Work to do | Pull out every line below containing the word "расходуются".

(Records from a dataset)
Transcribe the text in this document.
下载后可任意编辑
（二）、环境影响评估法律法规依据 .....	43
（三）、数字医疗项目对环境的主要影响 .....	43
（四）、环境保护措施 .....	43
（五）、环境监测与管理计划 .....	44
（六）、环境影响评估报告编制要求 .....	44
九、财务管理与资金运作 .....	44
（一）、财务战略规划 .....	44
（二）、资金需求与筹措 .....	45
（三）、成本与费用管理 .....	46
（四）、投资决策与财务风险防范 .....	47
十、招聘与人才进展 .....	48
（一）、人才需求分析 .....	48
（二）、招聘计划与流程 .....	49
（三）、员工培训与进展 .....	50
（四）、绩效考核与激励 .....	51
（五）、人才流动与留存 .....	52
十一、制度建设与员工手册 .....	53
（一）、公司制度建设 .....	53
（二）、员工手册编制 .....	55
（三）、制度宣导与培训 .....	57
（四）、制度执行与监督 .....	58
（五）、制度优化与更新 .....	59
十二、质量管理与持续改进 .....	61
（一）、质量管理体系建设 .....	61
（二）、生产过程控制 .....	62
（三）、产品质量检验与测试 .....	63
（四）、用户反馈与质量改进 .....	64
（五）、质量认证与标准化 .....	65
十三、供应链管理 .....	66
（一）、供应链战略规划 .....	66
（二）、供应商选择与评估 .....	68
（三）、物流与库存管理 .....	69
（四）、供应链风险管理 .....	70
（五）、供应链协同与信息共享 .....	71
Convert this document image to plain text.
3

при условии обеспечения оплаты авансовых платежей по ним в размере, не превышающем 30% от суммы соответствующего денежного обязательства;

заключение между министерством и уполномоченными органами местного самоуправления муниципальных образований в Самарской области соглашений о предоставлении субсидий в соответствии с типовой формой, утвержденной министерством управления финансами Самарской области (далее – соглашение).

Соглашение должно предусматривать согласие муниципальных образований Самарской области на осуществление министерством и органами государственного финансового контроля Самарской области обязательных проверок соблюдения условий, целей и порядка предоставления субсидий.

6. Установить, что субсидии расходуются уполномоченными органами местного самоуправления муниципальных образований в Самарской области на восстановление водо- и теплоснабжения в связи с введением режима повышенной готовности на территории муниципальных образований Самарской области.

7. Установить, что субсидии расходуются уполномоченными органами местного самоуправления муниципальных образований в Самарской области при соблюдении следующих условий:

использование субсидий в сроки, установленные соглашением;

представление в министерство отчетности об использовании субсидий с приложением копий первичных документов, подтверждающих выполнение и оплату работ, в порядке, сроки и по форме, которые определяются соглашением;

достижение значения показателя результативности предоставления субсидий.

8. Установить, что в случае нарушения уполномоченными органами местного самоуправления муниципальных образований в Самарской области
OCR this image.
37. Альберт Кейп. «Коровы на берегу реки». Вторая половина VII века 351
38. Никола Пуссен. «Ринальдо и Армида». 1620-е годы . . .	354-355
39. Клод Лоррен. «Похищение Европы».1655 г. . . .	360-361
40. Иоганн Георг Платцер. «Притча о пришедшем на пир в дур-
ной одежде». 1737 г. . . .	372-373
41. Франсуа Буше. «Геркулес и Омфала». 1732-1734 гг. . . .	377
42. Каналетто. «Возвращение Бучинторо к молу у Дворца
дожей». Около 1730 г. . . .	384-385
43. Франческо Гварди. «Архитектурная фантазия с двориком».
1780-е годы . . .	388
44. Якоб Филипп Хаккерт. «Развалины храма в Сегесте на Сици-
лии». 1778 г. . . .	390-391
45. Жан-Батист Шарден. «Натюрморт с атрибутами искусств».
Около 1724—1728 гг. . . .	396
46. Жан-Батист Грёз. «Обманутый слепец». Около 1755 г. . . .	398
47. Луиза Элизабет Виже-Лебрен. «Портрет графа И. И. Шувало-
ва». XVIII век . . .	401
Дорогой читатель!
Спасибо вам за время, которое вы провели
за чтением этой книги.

Expected answer |
6. Установить, что субсидии расходуются уполномоченными органами местного самоуправления муниципальных образований в Самарской области на восстановление водо- и теплоснабжения в связи с введением режима повышенной готовности на территории муниципальных образований Самарской области.
7. Установить, что субсидии расходуются уполномоченными органами местного самоуправления муниципальных образований в Самарской области при соблюдении следующих условий:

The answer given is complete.